──────── Text segment ────────
EDITOR: Ramaswamy R Iyer

PP: 476

PRICE:₹995

Publisher:Oxford University Press

At a time when one of the biggest public supported campaigns for saving Indian rivers has been kicked off in September by a non-environmentalist (a modern yogi and a visionary) Sadhguru Jaggi Vasudeva, I had just put down reading this wonderfully done book on Indian rivers.
Frankly speaking, I had not read such an exhaustive book dealing with different rivers before this. There have been sundry accounts of rivers, swanky coffee table books on one particular river like Ganga or Brahmaputra, but dealing with more than 20-25 major rivers across India in one book is perhaps a first attempt. There are number of issues being faced by river systems in India which have been technically explained in it, adding to the immense value of the book.What is unique about this book is the set of well researched articles written by people ranging from forest officers to IIT

graduates and NGO heads to qualified hydrologists who have been studying river’s life and it’s science for decades.
The book’s editor Ramaswamy Iyer (he passed away last year) was secretary of the Water Resources Ministry in Government of India and as such, a river veteran who also had authored India’s first Water Policy in 1987.
Well, Indian rivers are facing extinction. A systematic killing of the rivers has been going on for over decades and its worst impact is being seen now when river after river is giving way to sprawling cities and dams. Soon the relationship between a ‘river’ and its water will be part of a fable. Such is the hopeless situation. Yamuna is a case in point so also the now vanished Saraswati river, which a generation before us at least knew about. Like the Saraswati, many other small rivers all across the country are running dry or have just disappeared, thanks to the incessant increase in population and associated problems.Experts like Ravi Chopra, Vinod Tare, Rama Rauta, Kalyan Rudra, Manoj Misra, Brij Gopal and Himanshu Thakkar have extensively written about different aspects of the Ganga, Yamuna, Cauvery, Narmada, Mahanadi, Godavari and the Indus, among others.
Three years ago many river experts had assembled in New Delhi and had deliberated on the state of the rivers and were struggling to come up with a definition of a river. This book provides one, based on that Delhi declaration: A river is more than a channel carrying water; it is also a transporter of sediment; it is also the catchment, the river bed, the banks, the vegetation on both sides, and the floodplain. The totality of these constitutes a river. A river harbours and interacts with innumerable organisms ( plant, animals and microbes). It is a natural, living, organic whole, a hydrological and ecological system.

Why did the need to define a river arise? It’s because conservation becomes easier in the days of legal fights. The book has a chapter, Killing a River, in which author Kelly D Alley, an American professor of anthropology, talks of ill-conceived hydropower projects and its dams which gather lots of muck and does other things which bring a river under stress and its river system is ruined to a level where the river ultimately dies.
Author after author has taken up health aspects of different rivers and have dissected them.
While Yamuna and Ganga are fighting threats to their very survival, small time rivers like Shastri in Maharashtra, and Tamraparni in Tamil Nadu are also said to be under threat. Two rivers--Aghanashini and Bedthi in the ecologically threatened Western Ghats in Karnataka have been saved by people’s action, ‘but perhaps for the time being’ , says the editor in his introduction.
Yamuna’s plight has been described by two experts Brij Gopal and Manoj Misra and both wonder if the cities which sprung up on the banks of Yamuna such as Delhi, Agra and Mathura, would survive if their lifeline river does not? Vinod Tare, the IIT consortium head for preparing the Ganga River Basin Management Plan (GRBMP), has spoken about the Nirmal Dhara, the promise the Modi Government made to the country in 2014.
Other authors have taken up rivers like Narmada, relatively less polluted, and Tapi, Mahi and Sabarmati. Himanshu Thakkar, an IIT graduate who heads SANDRP, writes about Gujarat to say that Gujarat is third largest dambuilding state in India. He reminds us of the worst dam disaster of 1979 when Morbi dam burst killing many.
──────── Source data ────────
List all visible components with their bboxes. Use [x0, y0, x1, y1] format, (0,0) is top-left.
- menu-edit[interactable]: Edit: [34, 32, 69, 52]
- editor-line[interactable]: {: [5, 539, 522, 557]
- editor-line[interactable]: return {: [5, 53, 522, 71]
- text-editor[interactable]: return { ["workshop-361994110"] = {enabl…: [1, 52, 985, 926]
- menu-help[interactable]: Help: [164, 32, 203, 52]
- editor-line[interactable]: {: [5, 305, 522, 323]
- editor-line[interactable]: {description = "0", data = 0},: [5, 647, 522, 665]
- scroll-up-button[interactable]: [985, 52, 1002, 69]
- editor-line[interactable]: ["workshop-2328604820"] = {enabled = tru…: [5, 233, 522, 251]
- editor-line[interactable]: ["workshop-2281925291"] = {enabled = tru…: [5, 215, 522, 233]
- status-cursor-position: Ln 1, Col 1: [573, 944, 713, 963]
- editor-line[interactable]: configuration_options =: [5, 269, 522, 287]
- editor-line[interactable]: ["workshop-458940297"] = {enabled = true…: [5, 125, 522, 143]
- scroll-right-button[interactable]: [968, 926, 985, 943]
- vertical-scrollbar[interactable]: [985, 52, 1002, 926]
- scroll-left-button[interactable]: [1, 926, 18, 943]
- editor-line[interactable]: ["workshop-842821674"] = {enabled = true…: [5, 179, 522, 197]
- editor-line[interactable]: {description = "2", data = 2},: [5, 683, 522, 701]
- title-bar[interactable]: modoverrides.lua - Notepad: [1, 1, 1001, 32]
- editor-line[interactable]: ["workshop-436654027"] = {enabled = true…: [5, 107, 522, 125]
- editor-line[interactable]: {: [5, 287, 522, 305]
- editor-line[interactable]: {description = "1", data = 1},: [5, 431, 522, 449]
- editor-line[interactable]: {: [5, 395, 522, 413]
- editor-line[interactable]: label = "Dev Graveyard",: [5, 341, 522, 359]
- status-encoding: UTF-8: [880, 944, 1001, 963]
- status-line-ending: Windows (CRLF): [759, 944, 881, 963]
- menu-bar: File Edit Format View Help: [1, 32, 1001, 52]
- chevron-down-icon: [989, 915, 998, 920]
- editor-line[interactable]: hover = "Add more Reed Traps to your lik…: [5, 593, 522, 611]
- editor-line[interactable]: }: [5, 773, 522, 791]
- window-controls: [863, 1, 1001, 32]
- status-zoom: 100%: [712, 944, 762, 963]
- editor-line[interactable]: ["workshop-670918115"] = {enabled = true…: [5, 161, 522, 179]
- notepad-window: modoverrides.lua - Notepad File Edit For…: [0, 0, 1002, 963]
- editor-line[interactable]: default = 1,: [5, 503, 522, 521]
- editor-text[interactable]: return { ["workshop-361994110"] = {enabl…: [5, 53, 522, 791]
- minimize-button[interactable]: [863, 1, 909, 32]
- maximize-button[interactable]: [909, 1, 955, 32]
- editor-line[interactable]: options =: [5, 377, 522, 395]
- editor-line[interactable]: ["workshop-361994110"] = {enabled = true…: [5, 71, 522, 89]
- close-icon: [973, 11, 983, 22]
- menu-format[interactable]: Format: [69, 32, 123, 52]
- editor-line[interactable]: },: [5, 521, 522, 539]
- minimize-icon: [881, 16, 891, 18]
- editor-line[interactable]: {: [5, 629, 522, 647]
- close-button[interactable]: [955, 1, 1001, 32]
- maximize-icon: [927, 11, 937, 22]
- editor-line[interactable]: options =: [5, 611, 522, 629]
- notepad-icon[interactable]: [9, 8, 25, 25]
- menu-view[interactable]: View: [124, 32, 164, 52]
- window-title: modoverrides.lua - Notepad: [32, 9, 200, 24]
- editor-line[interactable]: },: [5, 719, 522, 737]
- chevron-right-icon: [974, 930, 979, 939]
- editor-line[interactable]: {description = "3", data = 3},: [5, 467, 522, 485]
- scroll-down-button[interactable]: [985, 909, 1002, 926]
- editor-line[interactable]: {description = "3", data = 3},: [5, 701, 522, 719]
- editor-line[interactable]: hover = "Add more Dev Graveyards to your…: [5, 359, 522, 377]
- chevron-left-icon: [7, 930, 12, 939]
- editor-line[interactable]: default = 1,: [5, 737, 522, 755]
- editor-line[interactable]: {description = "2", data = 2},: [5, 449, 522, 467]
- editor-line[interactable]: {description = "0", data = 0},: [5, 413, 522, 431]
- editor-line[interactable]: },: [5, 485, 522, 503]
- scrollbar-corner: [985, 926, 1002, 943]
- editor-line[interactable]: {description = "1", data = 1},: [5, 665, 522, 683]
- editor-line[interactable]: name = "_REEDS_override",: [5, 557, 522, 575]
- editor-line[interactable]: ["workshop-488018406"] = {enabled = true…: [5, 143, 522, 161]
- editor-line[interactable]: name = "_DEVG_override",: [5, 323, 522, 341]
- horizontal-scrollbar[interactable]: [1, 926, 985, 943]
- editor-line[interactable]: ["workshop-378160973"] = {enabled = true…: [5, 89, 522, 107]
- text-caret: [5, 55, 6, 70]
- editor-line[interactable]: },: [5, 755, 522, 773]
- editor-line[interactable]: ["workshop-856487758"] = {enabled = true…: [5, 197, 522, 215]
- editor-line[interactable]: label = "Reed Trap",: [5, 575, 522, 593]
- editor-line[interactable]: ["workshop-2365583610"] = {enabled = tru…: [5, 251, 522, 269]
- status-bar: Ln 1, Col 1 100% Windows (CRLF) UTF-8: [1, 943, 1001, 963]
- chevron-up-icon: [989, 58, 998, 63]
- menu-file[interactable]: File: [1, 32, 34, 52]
────────
• Task
Please answer these from the book review on Indian rivers:
1. In what year did the book's editor author India's first Water Policy?
2. Which two rivers in Karnataka have been saved by people's action?
3. Which dam burst in 1979?

• Problem solution
1. 1987
2. Aghanashini and Bedthi
3. Morbi dam